Report every line in the listing below where the string "uploader" shows up.

== Data for this exercise ==

** begin **

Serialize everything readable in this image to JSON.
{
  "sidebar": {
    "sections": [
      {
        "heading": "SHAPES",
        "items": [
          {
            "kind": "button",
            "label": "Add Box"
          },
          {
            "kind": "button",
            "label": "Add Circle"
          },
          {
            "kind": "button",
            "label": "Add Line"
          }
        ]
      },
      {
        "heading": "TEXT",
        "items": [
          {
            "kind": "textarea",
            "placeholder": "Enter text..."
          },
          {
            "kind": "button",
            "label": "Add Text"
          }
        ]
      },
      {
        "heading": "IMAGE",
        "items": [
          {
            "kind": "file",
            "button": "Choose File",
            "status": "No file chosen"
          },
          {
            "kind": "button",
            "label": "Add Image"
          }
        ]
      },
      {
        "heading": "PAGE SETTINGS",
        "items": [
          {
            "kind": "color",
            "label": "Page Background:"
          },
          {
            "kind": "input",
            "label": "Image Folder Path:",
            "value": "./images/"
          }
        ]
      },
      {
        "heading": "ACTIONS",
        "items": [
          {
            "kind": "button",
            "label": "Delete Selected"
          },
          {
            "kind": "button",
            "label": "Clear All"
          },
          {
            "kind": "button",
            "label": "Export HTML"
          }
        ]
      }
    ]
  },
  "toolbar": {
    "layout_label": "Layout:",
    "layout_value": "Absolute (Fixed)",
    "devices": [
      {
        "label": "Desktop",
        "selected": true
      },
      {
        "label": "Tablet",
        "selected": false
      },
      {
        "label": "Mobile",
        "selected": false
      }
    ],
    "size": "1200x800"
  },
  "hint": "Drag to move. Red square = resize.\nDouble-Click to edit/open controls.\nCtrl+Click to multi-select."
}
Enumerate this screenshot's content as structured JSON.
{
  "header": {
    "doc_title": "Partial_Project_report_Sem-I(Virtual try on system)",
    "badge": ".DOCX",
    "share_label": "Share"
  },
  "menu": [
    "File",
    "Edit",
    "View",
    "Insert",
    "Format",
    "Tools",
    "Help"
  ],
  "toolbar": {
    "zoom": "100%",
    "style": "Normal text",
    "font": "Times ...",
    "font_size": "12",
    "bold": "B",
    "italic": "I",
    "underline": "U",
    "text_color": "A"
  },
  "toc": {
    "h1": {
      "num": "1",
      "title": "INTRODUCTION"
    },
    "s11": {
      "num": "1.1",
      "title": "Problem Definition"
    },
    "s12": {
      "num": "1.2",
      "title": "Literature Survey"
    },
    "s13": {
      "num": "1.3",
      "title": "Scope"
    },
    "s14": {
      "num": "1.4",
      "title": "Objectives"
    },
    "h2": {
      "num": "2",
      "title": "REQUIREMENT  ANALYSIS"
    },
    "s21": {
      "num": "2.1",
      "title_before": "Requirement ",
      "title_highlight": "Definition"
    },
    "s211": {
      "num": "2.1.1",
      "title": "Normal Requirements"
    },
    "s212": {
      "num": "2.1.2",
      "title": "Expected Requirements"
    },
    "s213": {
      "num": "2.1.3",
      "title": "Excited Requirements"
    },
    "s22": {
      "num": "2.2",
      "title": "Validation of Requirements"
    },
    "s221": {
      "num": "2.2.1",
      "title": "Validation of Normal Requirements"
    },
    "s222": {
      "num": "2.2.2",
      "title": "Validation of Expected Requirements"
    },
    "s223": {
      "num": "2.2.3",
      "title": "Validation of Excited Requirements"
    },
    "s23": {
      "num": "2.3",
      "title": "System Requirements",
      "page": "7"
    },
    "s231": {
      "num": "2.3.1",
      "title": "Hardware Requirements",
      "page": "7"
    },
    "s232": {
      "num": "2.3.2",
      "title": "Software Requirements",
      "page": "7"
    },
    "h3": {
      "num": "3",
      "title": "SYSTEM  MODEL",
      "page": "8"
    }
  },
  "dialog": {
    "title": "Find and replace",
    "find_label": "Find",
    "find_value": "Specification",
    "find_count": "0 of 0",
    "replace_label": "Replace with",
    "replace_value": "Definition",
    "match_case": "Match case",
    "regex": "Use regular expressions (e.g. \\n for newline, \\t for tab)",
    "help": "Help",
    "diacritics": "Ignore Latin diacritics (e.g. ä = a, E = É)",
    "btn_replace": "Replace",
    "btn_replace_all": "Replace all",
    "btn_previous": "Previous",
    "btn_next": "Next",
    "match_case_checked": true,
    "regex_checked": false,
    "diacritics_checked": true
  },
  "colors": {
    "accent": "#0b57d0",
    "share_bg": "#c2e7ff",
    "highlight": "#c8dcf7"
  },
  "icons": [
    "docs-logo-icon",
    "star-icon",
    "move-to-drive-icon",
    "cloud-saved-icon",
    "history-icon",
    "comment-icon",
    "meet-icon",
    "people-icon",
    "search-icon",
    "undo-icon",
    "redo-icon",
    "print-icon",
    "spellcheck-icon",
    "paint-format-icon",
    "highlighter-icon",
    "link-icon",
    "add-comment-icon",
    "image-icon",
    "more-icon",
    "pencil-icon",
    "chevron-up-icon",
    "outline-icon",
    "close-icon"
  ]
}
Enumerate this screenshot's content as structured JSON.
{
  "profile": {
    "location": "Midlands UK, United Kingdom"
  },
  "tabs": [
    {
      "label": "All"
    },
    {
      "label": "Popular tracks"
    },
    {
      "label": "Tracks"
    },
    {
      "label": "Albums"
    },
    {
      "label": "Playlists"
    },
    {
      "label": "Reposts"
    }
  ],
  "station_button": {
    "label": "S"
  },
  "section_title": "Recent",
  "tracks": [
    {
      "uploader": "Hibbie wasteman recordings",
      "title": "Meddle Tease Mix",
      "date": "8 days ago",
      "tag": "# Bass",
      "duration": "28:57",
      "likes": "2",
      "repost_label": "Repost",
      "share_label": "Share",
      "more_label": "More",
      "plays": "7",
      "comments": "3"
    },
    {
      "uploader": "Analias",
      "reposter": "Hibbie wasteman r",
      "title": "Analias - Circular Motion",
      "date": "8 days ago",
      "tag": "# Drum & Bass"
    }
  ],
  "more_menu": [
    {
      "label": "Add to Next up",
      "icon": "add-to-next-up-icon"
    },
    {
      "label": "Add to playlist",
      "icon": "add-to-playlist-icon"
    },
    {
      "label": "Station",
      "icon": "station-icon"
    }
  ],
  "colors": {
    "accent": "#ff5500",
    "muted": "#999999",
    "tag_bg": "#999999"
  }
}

** end **

== Output of the task ==
      "uploader": "Hibbie wasteman recordings",
      "uploader": "Analias",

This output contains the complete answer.